• **Entries provided**
··········

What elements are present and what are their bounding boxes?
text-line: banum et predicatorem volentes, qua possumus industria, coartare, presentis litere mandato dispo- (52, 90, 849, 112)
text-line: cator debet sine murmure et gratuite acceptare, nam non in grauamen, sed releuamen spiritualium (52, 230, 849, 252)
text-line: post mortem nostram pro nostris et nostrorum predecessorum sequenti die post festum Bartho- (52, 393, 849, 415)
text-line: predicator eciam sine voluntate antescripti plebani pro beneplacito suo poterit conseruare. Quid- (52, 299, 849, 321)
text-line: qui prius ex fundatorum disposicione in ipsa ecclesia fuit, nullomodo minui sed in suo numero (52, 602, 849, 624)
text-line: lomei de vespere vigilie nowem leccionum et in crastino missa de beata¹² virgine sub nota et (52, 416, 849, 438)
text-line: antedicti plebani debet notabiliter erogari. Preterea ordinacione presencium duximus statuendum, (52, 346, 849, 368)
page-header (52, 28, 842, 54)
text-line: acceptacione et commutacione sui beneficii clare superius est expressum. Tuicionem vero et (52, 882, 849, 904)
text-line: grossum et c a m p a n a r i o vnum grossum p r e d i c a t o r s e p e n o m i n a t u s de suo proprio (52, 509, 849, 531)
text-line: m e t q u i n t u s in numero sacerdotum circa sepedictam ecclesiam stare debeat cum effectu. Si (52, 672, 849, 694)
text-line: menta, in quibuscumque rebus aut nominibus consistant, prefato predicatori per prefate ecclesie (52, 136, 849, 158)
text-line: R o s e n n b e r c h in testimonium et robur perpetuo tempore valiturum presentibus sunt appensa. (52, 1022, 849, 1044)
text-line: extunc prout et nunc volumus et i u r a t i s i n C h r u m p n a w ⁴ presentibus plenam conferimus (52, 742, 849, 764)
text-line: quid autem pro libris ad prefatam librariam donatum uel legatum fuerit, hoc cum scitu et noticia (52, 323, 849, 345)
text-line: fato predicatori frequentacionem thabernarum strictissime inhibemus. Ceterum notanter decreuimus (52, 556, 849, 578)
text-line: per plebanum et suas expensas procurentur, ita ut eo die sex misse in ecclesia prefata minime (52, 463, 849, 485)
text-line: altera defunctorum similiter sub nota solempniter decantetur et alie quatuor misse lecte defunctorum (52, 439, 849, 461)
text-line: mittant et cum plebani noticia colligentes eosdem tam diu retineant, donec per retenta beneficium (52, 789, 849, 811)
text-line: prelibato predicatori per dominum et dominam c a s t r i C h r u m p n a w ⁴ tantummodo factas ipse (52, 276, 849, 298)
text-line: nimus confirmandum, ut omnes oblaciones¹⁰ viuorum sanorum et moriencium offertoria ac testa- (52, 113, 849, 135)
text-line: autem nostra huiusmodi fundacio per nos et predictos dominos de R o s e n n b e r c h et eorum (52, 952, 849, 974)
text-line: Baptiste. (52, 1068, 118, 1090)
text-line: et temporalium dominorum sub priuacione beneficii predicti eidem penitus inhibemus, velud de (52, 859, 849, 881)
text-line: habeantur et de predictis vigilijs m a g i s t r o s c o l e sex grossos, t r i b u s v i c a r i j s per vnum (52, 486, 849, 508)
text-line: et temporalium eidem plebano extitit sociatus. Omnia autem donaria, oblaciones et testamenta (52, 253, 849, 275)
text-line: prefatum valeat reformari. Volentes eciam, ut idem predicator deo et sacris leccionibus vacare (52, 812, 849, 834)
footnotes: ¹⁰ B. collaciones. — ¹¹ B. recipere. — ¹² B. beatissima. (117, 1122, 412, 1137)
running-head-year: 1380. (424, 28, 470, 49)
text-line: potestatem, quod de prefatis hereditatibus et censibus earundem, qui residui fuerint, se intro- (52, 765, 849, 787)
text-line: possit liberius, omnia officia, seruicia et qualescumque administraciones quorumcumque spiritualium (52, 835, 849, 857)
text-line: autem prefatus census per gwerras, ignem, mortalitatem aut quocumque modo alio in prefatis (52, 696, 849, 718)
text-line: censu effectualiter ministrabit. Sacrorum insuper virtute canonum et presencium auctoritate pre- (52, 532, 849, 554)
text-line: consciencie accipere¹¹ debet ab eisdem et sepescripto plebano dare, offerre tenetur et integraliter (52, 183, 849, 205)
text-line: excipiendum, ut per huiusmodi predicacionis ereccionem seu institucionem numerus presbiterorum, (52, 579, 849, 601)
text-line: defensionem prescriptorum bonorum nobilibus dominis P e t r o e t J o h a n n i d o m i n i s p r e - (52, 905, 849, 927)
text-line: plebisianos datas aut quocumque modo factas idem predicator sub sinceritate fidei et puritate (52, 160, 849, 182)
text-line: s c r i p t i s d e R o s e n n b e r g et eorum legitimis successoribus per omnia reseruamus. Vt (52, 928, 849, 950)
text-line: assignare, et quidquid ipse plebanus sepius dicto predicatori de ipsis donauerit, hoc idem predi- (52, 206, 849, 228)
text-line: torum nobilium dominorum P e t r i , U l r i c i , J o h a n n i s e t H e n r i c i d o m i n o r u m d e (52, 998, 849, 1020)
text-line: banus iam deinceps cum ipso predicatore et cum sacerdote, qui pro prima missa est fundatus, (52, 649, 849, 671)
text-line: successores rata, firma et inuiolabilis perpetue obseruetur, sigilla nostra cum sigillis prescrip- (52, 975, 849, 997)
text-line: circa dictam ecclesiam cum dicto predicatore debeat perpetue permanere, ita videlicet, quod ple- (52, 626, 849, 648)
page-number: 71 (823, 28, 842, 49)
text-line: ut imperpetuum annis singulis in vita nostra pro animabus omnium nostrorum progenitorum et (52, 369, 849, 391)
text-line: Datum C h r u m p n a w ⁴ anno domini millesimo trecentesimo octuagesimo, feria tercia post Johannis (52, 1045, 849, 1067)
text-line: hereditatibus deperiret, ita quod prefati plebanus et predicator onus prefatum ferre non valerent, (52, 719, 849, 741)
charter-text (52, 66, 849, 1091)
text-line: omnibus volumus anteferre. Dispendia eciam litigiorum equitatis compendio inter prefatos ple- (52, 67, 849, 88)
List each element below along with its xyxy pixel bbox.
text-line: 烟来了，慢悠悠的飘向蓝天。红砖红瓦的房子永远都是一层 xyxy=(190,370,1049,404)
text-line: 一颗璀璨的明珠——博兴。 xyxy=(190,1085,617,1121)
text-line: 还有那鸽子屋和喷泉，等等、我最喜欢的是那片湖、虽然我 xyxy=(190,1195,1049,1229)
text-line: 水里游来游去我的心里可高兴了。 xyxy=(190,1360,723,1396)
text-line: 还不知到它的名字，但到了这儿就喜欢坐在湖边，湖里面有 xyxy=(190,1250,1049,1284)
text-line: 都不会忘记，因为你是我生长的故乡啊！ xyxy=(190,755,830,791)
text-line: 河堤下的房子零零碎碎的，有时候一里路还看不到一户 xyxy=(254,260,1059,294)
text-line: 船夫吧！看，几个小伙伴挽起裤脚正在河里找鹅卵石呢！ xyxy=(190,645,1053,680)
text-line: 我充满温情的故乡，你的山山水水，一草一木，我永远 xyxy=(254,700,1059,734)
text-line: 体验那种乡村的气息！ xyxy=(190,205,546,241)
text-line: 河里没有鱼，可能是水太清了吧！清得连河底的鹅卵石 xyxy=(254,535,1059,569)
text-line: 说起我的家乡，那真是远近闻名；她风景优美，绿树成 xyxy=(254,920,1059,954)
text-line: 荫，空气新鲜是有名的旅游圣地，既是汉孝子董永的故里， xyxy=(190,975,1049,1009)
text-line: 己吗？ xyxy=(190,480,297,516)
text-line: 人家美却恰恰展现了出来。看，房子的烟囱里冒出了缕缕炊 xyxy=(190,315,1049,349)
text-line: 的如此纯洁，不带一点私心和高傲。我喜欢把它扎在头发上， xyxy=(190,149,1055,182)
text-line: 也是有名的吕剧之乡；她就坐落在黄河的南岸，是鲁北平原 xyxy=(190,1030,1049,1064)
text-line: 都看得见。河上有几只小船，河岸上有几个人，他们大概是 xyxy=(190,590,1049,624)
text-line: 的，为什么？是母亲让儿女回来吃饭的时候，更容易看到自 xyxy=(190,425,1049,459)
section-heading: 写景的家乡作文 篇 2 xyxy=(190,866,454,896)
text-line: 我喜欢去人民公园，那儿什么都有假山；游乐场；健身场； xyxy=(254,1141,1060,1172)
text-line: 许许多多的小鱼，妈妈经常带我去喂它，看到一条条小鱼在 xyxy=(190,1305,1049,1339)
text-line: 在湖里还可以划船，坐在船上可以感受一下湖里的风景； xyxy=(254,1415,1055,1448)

··········

• **Exercise prompt**
Find each line in the items above that contains the word "debet", matching case exactly, and copy every such line in full.

• **Output**
text-line: cator debet sine murmure et gratuite acceptare, nam non in grauamen, sed releuamen spiritualium (52, 230, 849, 252)
text-line: antedicti plebani debet notabiliter erogari. Preterea ordinacione presencium duximus statuendum, (52, 346, 849, 368)
text-line: consciencie accipere¹¹ debet ab eisdem et sepescripto plebano dare, offerre tenetur et integraliter (52, 183, 849, 205)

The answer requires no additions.